* [INPUT DATA]
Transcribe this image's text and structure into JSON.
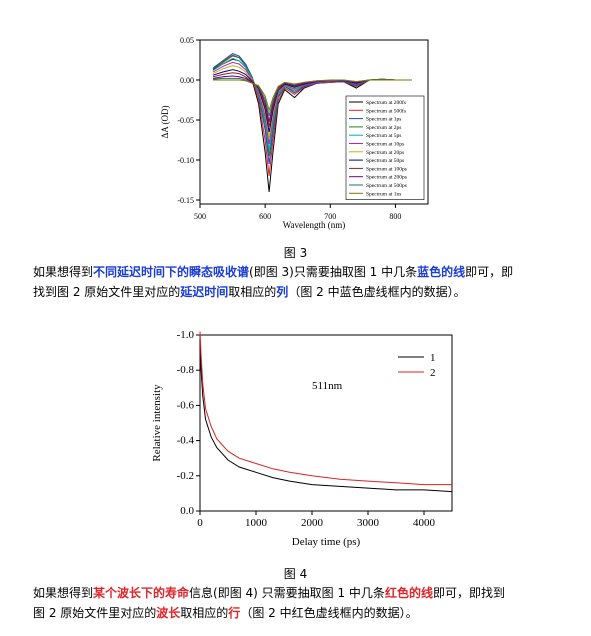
{
  "figure3": {
    "caption": "图 3",
    "chart_data": {
      "type": "line",
      "xlabel": "Wavelength (nm)",
      "ylabel": "ΔA (OD)",
      "xlim": [
        500,
        850
      ],
      "ylim": [
        -0.155,
        0.05
      ],
      "xticks": [
        "500",
        "600",
        "700",
        "800"
      ],
      "yticks": [
        "0.05",
        "0.00",
        "-0.05",
        "-0.10",
        "-0.15"
      ],
      "legend_position": "bottom-right",
      "x": [
        520,
        535,
        550,
        560,
        570,
        580,
        590,
        600,
        606,
        612,
        620,
        630,
        645,
        660,
        680,
        700,
        720,
        740,
        760,
        780,
        800,
        825
      ],
      "series": [
        {
          "name": "Spectrum at 200fs",
          "color": "#000000",
          "values": [
            0.013,
            0.02,
            0.026,
            0.024,
            0.016,
            0.0,
            -0.03,
            -0.09,
            -0.14,
            -0.09,
            -0.03,
            -0.012,
            -0.022,
            -0.01,
            -0.004,
            -0.003,
            -0.002,
            -0.01,
            0.0,
            0.001,
            0.0,
            0.0
          ]
        },
        {
          "name": "Spectrum at 500fs",
          "color": "#e02020",
          "values": [
            0.014,
            0.022,
            0.03,
            0.028,
            0.018,
            0.002,
            -0.025,
            -0.075,
            -0.12,
            -0.075,
            -0.026,
            -0.01,
            -0.018,
            -0.009,
            -0.004,
            -0.003,
            -0.002,
            -0.008,
            0.0,
            0.001,
            0.0,
            0.0
          ]
        },
        {
          "name": "Spectrum at 1ps",
          "color": "#2040e0",
          "values": [
            0.015,
            0.024,
            0.033,
            0.03,
            0.02,
            0.004,
            -0.02,
            -0.062,
            -0.105,
            -0.065,
            -0.022,
            -0.008,
            -0.016,
            -0.008,
            -0.004,
            -0.002,
            -0.002,
            -0.007,
            0.0,
            0.001,
            0.0,
            0.0
          ]
        },
        {
          "name": "Spectrum at 2ps",
          "color": "#208020",
          "values": [
            0.014,
            0.023,
            0.031,
            0.028,
            0.018,
            0.003,
            -0.018,
            -0.055,
            -0.095,
            -0.058,
            -0.02,
            -0.008,
            -0.014,
            -0.007,
            -0.003,
            -0.002,
            -0.001,
            -0.006,
            0.0,
            0.001,
            0.0,
            0.0
          ]
        },
        {
          "name": "Spectrum at 5ps",
          "color": "#00b0b0",
          "values": [
            0.012,
            0.02,
            0.027,
            0.024,
            0.016,
            0.002,
            -0.016,
            -0.05,
            -0.088,
            -0.052,
            -0.018,
            -0.007,
            -0.012,
            -0.006,
            -0.003,
            -0.002,
            -0.001,
            -0.005,
            0.0,
            0.0,
            0.0,
            0.0
          ]
        },
        {
          "name": "Spectrum at 10ps",
          "color": "#c020c0",
          "values": [
            0.01,
            0.017,
            0.022,
            0.02,
            0.013,
            0.001,
            -0.014,
            -0.045,
            -0.08,
            -0.047,
            -0.016,
            -0.006,
            -0.011,
            -0.006,
            -0.003,
            -0.002,
            -0.001,
            -0.005,
            0.0,
            0.0,
            0.0,
            0.0
          ]
        },
        {
          "name": "Spectrum at 20ps",
          "color": "#c8b400",
          "values": [
            0.008,
            0.014,
            0.018,
            0.016,
            0.01,
            0.0,
            -0.012,
            -0.04,
            -0.072,
            -0.042,
            -0.014,
            -0.005,
            -0.01,
            -0.005,
            -0.002,
            -0.001,
            -0.001,
            -0.004,
            0.0,
            0.0,
            0.0,
            0.0
          ]
        },
        {
          "name": "Spectrum at 50ps",
          "color": "#000090",
          "values": [
            0.006,
            0.01,
            0.013,
            0.011,
            0.007,
            -0.001,
            -0.011,
            -0.036,
            -0.065,
            -0.038,
            -0.013,
            -0.005,
            -0.009,
            -0.005,
            -0.002,
            -0.001,
            -0.001,
            -0.004,
            0.0,
            0.0,
            0.0,
            0.0
          ]
        },
        {
          "name": "Spectrum at 100ps",
          "color": "#902020",
          "values": [
            0.004,
            0.007,
            0.009,
            0.008,
            0.004,
            -0.002,
            -0.01,
            -0.032,
            -0.058,
            -0.034,
            -0.012,
            -0.004,
            -0.008,
            -0.004,
            -0.002,
            -0.001,
            -0.001,
            -0.003,
            0.0,
            0.0,
            0.0,
            0.0
          ]
        },
        {
          "name": "Spectrum at 200ps",
          "color": "#70007a",
          "values": [
            0.002,
            0.004,
            0.005,
            0.004,
            0.002,
            -0.003,
            -0.009,
            -0.028,
            -0.052,
            -0.03,
            -0.01,
            -0.004,
            -0.007,
            -0.004,
            -0.002,
            -0.001,
            -0.001,
            -0.003,
            0.0,
            0.0,
            0.0,
            0.0
          ]
        },
        {
          "name": "Spectrum at 500ps",
          "color": "#207070",
          "values": [
            0.001,
            0.002,
            0.002,
            0.002,
            0.0,
            -0.004,
            -0.008,
            -0.024,
            -0.045,
            -0.026,
            -0.009,
            -0.003,
            -0.006,
            -0.003,
            -0.001,
            -0.001,
            0.0,
            -0.002,
            0.0,
            0.0,
            0.0,
            0.0
          ]
        },
        {
          "name": "Spectrum at 1ns",
          "color": "#7a7a00",
          "values": [
            0.0,
            0.0,
            0.0,
            0.0,
            -0.001,
            -0.004,
            -0.007,
            -0.02,
            -0.038,
            -0.022,
            -0.008,
            -0.003,
            -0.005,
            -0.003,
            -0.001,
            0.0,
            0.0,
            -0.002,
            0.0,
            0.0,
            0.0,
            0.0
          ]
        }
      ]
    }
  },
  "paragraph1": {
    "p1": "如果想得到",
    "h1": "不同延迟时间下的瞬态吸收谱",
    "p2": "(即图 3)只需要抽取图 1 中几条",
    "h2": "蓝色的线",
    "p3": "即可，即",
    "p4": "找到图 2 原始文件里对应的",
    "h3": "延迟时间",
    "p5": "取相应的",
    "h4": "列",
    "p6": "（图 2 中蓝色虚线框内的数据）。"
  },
  "figure4": {
    "caption": "图 4",
    "chart_data": {
      "type": "line",
      "annotation": "511nm",
      "xlabel": "Delay time (ps)",
      "ylabel": "Relative intensity",
      "xlim": [
        0,
        4500
      ],
      "ylim": [
        0,
        -1.0
      ],
      "y_axis_inverted": true,
      "xticks": [
        "0",
        "1000",
        "2000",
        "3000",
        "4000"
      ],
      "yticks": [
        "-1.0",
        "-0.8",
        "-0.6",
        "-0.4",
        "-0.2",
        "0.0"
      ],
      "legend_position": "top-right",
      "x": [
        0,
        20,
        50,
        100,
        200,
        300,
        500,
        700,
        1000,
        1300,
        1600,
        2000,
        2500,
        3000,
        3500,
        4000,
        4500
      ],
      "series": [
        {
          "name": "1",
          "color": "#000000",
          "values": [
            -0.98,
            -0.8,
            -0.65,
            -0.52,
            -0.42,
            -0.36,
            -0.29,
            -0.25,
            -0.22,
            -0.19,
            -0.17,
            -0.15,
            -0.14,
            -0.13,
            -0.12,
            -0.12,
            -0.11
          ]
        },
        {
          "name": "2",
          "color": "#e02020",
          "values": [
            -1.02,
            -0.88,
            -0.72,
            -0.58,
            -0.48,
            -0.41,
            -0.34,
            -0.3,
            -0.27,
            -0.24,
            -0.22,
            -0.2,
            -0.18,
            -0.17,
            -0.16,
            -0.15,
            -0.15
          ]
        }
      ]
    }
  },
  "paragraph2": {
    "p1": "如果想得到",
    "h1": "某个波长下的寿命",
    "p2": "信息(即图 4) 只需要抽取图 1 中几条",
    "h2": "红色的线",
    "p3": "即可，即找到",
    "p4": "图 2 原始文件里对应的",
    "h3": "波长",
    "p5": "取相应的",
    "h4": "行",
    "p6": "（图 2 中红色虚线框内的数据）。"
  }
}
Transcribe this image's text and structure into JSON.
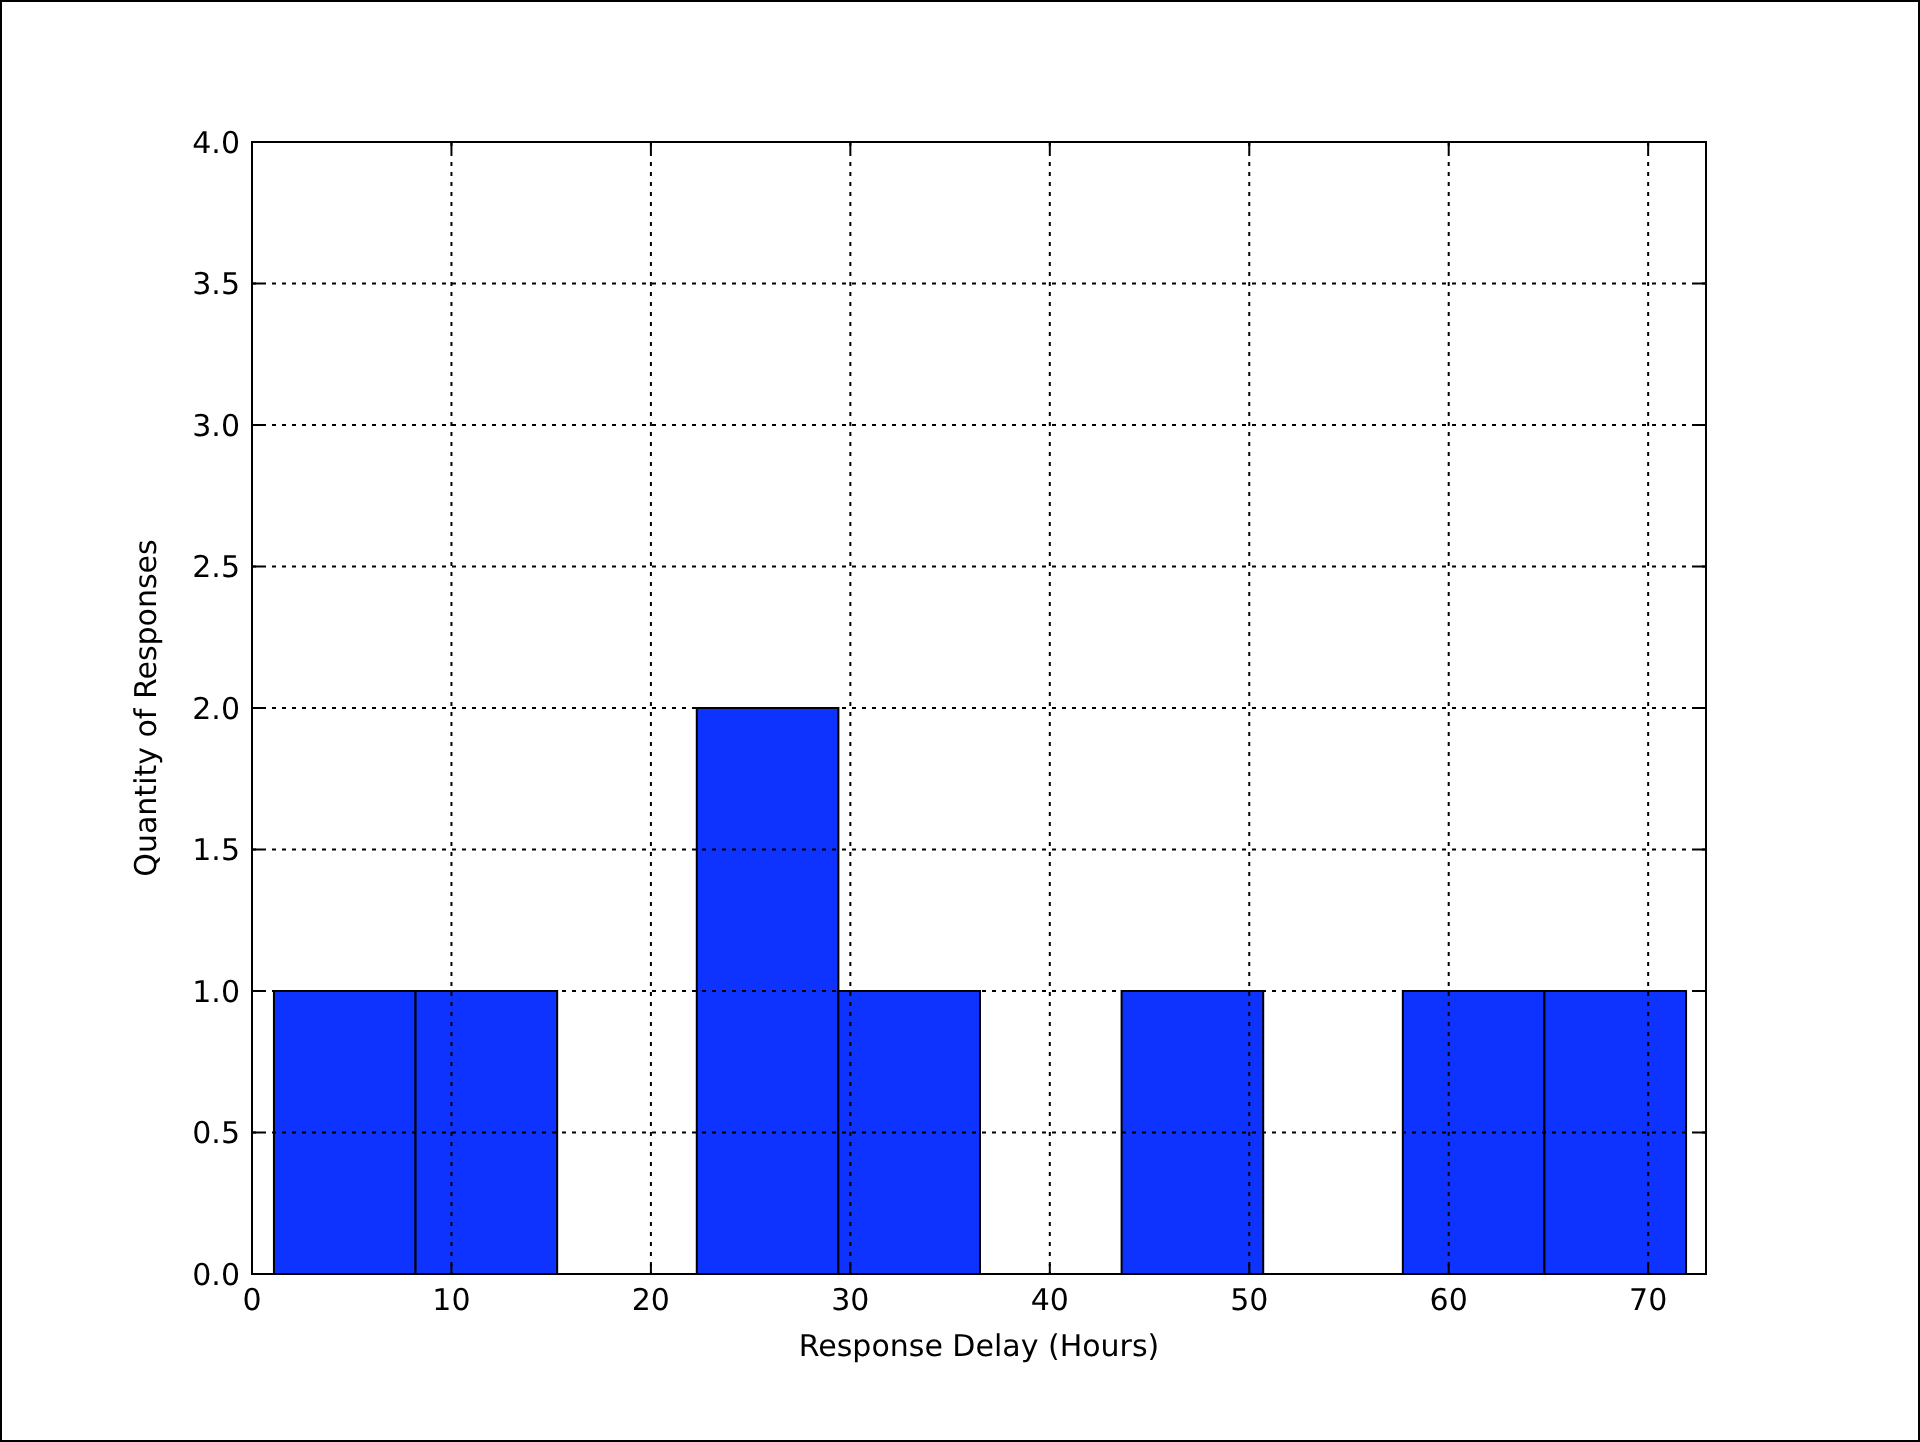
{
  "chart_data": {
    "type": "histogram",
    "xlabel": "Response Delay (Hours)",
    "ylabel": "Quantity of Responses",
    "bins": [
      1.1,
      8.2,
      15.3,
      22.3,
      29.4,
      36.5,
      43.6,
      50.7,
      57.7,
      64.8,
      71.9
    ],
    "values": [
      1,
      1,
      0,
      2,
      1,
      0,
      1,
      0,
      1,
      1
    ],
    "color": "#0f33ff",
    "xlim": [
      0,
      72.9
    ],
    "xticks": [
      0,
      10,
      20,
      30,
      40,
      50,
      60,
      70
    ],
    "ylim": [
      0,
      4
    ],
    "yticks": [
      {
        "value": 0,
        "label": "0.0"
      },
      {
        "value": 0.5,
        "label": "0.5"
      },
      {
        "value": 1,
        "label": "1.0"
      },
      {
        "value": 1.5,
        "label": "1.5"
      },
      {
        "value": 2,
        "label": "2.0"
      },
      {
        "value": 2.5,
        "label": "2.5"
      },
      {
        "value": 3,
        "label": "3.0"
      },
      {
        "value": 3.5,
        "label": "3.5"
      },
      {
        "value": 4,
        "label": "4.0"
      }
    ],
    "grid": true,
    "line_style": "dotted"
  }
}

* [TASK GOAL]
What is the number of lines that contain "xlabel"? Reply with that number alone.

* [OUTPUT BELOW]
3